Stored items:
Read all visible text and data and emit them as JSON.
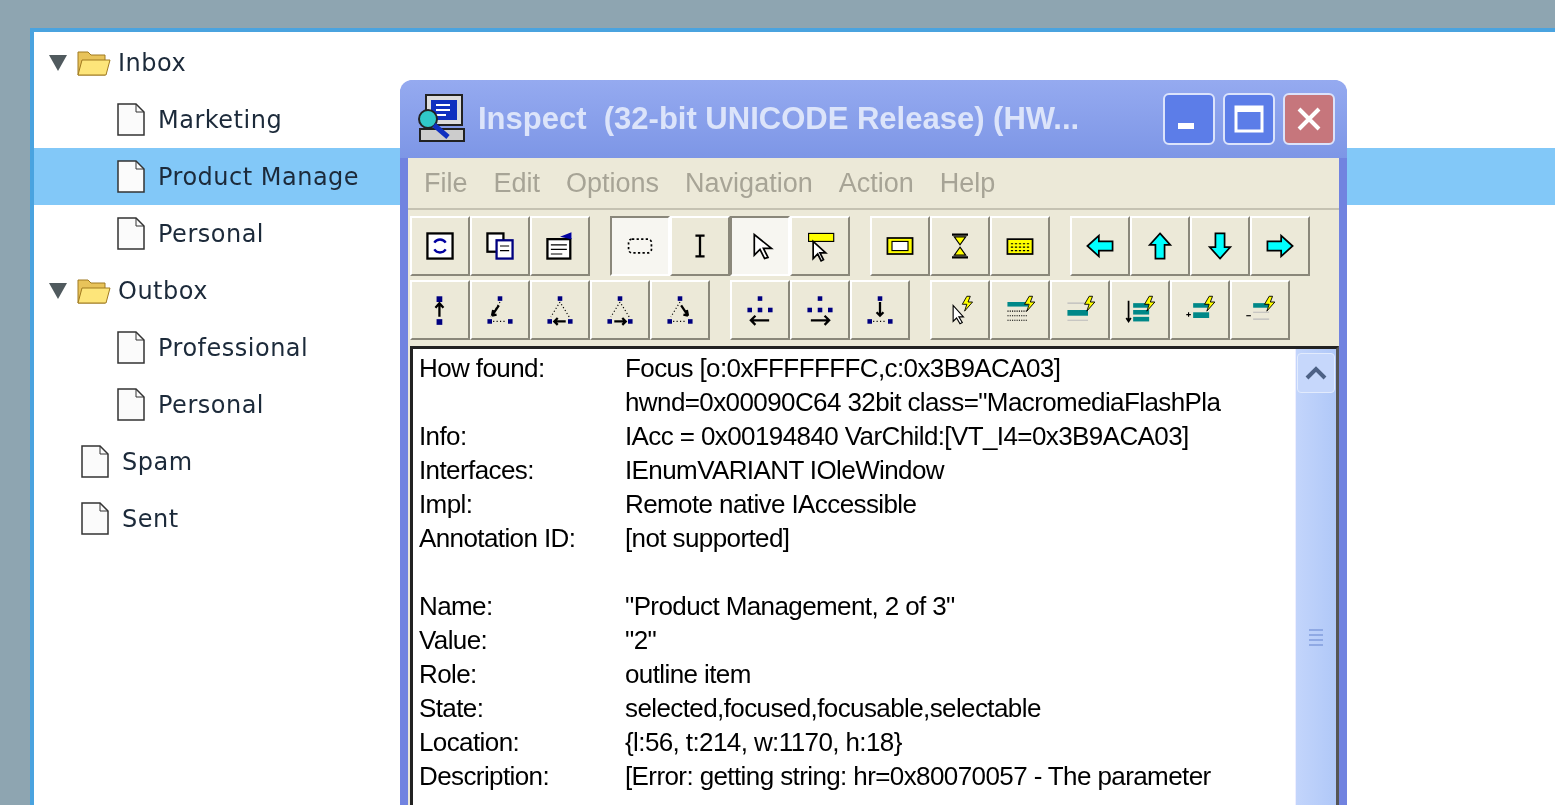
{
  "tree": [
    {
      "label": "Inbox",
      "kind": "folder",
      "expanded": true,
      "selected": false,
      "children": [
        {
          "label": "Marketing",
          "kind": "page",
          "selected": false
        },
        {
          "label": "Product Manage",
          "kind": "page",
          "selected": true
        },
        {
          "label": "Personal",
          "kind": "page",
          "selected": false
        }
      ]
    },
    {
      "label": "Outbox",
      "kind": "folder",
      "expanded": true,
      "selected": false,
      "children": [
        {
          "label": "Professional",
          "kind": "page",
          "selected": false
        },
        {
          "label": "Personal",
          "kind": "page",
          "selected": false
        }
      ]
    },
    {
      "label": "Spam",
      "kind": "page",
      "selected": false
    },
    {
      "label": "Sent",
      "kind": "page",
      "selected": false
    }
  ],
  "window": {
    "title": "Inspect  (32-bit UNICODE Release) (HW...",
    "menu": [
      {
        "label": "File",
        "disabled": true
      },
      {
        "label": "Edit",
        "disabled": true
      },
      {
        "label": "Options",
        "disabled": true
      },
      {
        "label": "Navigation",
        "disabled": true
      },
      {
        "label": "Action",
        "disabled": true
      },
      {
        "label": "Help",
        "disabled": true
      }
    ],
    "toolbar_rows": [
      [
        [
          {
            "kind": "refresh",
            "selected": false
          },
          {
            "kind": "copy",
            "selected": false
          },
          {
            "kind": "properties",
            "selected": false
          }
        ],
        [
          {
            "kind": "rect-select",
            "selected": true
          },
          {
            "kind": "ibeam",
            "selected": false
          },
          {
            "kind": "pointer",
            "selected": true
          },
          {
            "kind": "tooltip-pointer",
            "selected": false
          }
        ],
        [
          {
            "kind": "highlight",
            "selected": false
          },
          {
            "kind": "hourglass",
            "selected": false
          },
          {
            "kind": "keyboard",
            "selected": false
          }
        ],
        [
          {
            "kind": "left",
            "selected": false
          },
          {
            "kind": "up",
            "selected": false
          },
          {
            "kind": "down",
            "selected": false
          },
          {
            "kind": "right",
            "selected": false
          }
        ]
      ],
      [
        [
          {
            "kind": "nav-parent",
            "selected": false
          },
          {
            "kind": "nav-tri-a",
            "selected": false
          },
          {
            "kind": "nav-tri-b",
            "selected": false
          },
          {
            "kind": "nav-tri-c",
            "selected": false
          },
          {
            "kind": "nav-tri-d",
            "selected": false
          }
        ],
        [
          {
            "kind": "nav-nodes-left",
            "selected": false
          },
          {
            "kind": "nav-nodes-right",
            "selected": false
          },
          {
            "kind": "nav-nodes-down",
            "selected": false
          }
        ],
        [
          {
            "kind": "event-pointer",
            "selected": false
          },
          {
            "kind": "event-list",
            "selected": false
          },
          {
            "kind": "event-add",
            "selected": false
          },
          {
            "kind": "event-sort",
            "selected": false
          },
          {
            "kind": "event-plus",
            "selected": false
          },
          {
            "kind": "event-minus",
            "selected": false
          }
        ]
      ]
    ],
    "property_groups": [
      [
        {
          "label": "How found:",
          "lines": [
            "Focus [o:0xFFFFFFFC,c:0x3B9ACA03]",
            "hwnd=0x00090C64 32bit class=\"MacromediaFlashPla"
          ]
        },
        {
          "label": "Info:",
          "lines": [
            "IAcc = 0x00194840 VarChild:[VT_I4=0x3B9ACA03]"
          ]
        },
        {
          "label": "Interfaces:",
          "lines": [
            "IEnumVARIANT IOleWindow"
          ]
        },
        {
          "label": "Impl:",
          "lines": [
            "Remote native IAccessible"
          ]
        },
        {
          "label": "Annotation ID:",
          "lines": [
            "[not supported]"
          ]
        }
      ],
      [
        {
          "label": "Name:",
          "lines": [
            "\"Product Management, 2 of 3\""
          ]
        },
        {
          "label": "Value:",
          "lines": [
            "\"2\""
          ]
        },
        {
          "label": "Role:",
          "lines": [
            "outline item"
          ]
        },
        {
          "label": "State:",
          "lines": [
            "selected,focused,focusable,selectable"
          ]
        },
        {
          "label": "Location:",
          "lines": [
            "{l:56, t:214, w:1170, h:18}"
          ]
        },
        {
          "label": "Description:",
          "lines": [
            "[Error: getting string: hr=0x80070057 - The parameter"
          ]
        }
      ]
    ]
  }
}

Required task:
Every record above should come back exactly, but without its pictures.

Complete output:
Read all visible text and data and emit them as JSON.
{
  "tree": [
    {
      "label": "Inbox",
      "kind": "folder",
      "expanded": true,
      "selected": false,
      "children": [
        {
          "label": "Marketing",
          "kind": "page",
          "selected": false
        },
        {
          "label": "Product Manage",
          "kind": "page",
          "selected": true
        },
        {
          "label": "Personal",
          "kind": "page",
          "selected": false
        }
      ]
    },
    {
      "label": "Outbox",
      "kind": "folder",
      "expanded": true,
      "selected": false,
      "children": [
        {
          "label": "Professional",
          "kind": "page",
          "selected": false
        },
        {
          "label": "Personal",
          "kind": "page",
          "selected": false
        }
      ]
    },
    {
      "label": "Spam",
      "kind": "page",
      "selected": false
    },
    {
      "label": "Sent",
      "kind": "page",
      "selected": false
    }
  ],
  "window": {
    "title": "Inspect  (32-bit UNICODE Release) (HW...",
    "menu": [
      {
        "label": "File",
        "disabled": true
      },
      {
        "label": "Edit",
        "disabled": true
      },
      {
        "label": "Options",
        "disabled": true
      },
      {
        "label": "Navigation",
        "disabled": true
      },
      {
        "label": "Action",
        "disabled": true
      },
      {
        "label": "Help",
        "disabled": true
      }
    ],
    "toolbar_rows": [
      [
        [
          {
            "kind": "refresh",
            "selected": false
          },
          {
            "kind": "copy",
            "selected": false
          },
          {
            "kind": "properties",
            "selected": false
          }
        ],
        [
          {
            "kind": "rect-select",
            "selected": true
          },
          {
            "kind": "ibeam",
            "selected": false
          },
          {
            "kind": "pointer",
            "selected": true
          },
          {
            "kind": "tooltip-pointer",
            "selected": false
          }
        ],
        [
          {
            "kind": "highlight",
            "selected": false
          },
          {
            "kind": "hourglass",
            "selected": false
          },
          {
            "kind": "keyboard",
            "selected": false
          }
        ],
        [
          {
            "kind": "left",
            "selected": false
          },
          {
            "kind": "up",
            "selected": false
          },
          {
            "kind": "down",
            "selected": false
          },
          {
            "kind": "right",
            "selected": false
          }
        ]
      ],
      [
        [
          {
            "kind": "nav-parent",
            "selected": false
          },
          {
            "kind": "nav-tri-a",
            "selected": false
          },
          {
            "kind": "nav-tri-b",
            "selected": false
          },
          {
            "kind": "nav-tri-c",
            "selected": false
          },
          {
            "kind": "nav-tri-d",
            "selected": false
          }
        ],
        [
          {
            "kind": "nav-nodes-left",
            "selected": false
          },
          {
            "kind": "nav-nodes-right",
            "selected": false
          },
          {
            "kind": "nav-nodes-down",
            "selected": false
          }
        ],
        [
          {
            "kind": "event-pointer",
            "selected": false
          },
          {
            "kind": "event-list",
            "selected": false
          },
          {
            "kind": "event-add",
            "selected": false
          },
          {
            "kind": "event-sort",
            "selected": false
          },
          {
            "kind": "event-plus",
            "selected": false
          },
          {
            "kind": "event-minus",
            "selected": false
          }
        ]
      ]
    ],
    "property_groups": [
      [
        {
          "label": "How found:",
          "lines": [
            "Focus [o:0xFFFFFFFC,c:0x3B9ACA03]",
            "hwnd=0x00090C64 32bit class=\"MacromediaFlashPla"
          ]
        },
        {
          "label": "Info:",
          "lines": [
            "IAcc = 0x00194840 VarChild:[VT_I4=0x3B9ACA03]"
          ]
        },
        {
          "label": "Interfaces:",
          "lines": [
            "IEnumVARIANT IOleWindow"
          ]
        },
        {
          "label": "Impl:",
          "lines": [
            "Remote native IAccessible"
          ]
        },
        {
          "label": "Annotation ID:",
          "lines": [
            "[not supported]"
          ]
        }
      ],
      [
        {
          "label": "Name:",
          "lines": [
            "\"Product Management, 2 of 3\""
          ]
        },
        {
          "label": "Value:",
          "lines": [
            "\"2\""
          ]
        },
        {
          "label": "Role:",
          "lines": [
            "outline item"
          ]
        },
        {
          "label": "State:",
          "lines": [
            "selected,focused,focusable,selectable"
          ]
        },
        {
          "label": "Location:",
          "lines": [
            "{l:56, t:214, w:1170, h:18}"
          ]
        },
        {
          "label": "Description:",
          "lines": [
            "[Error: getting string: hr=0x80070057 - The parameter"
          ]
        }
      ]
    ]
  }
}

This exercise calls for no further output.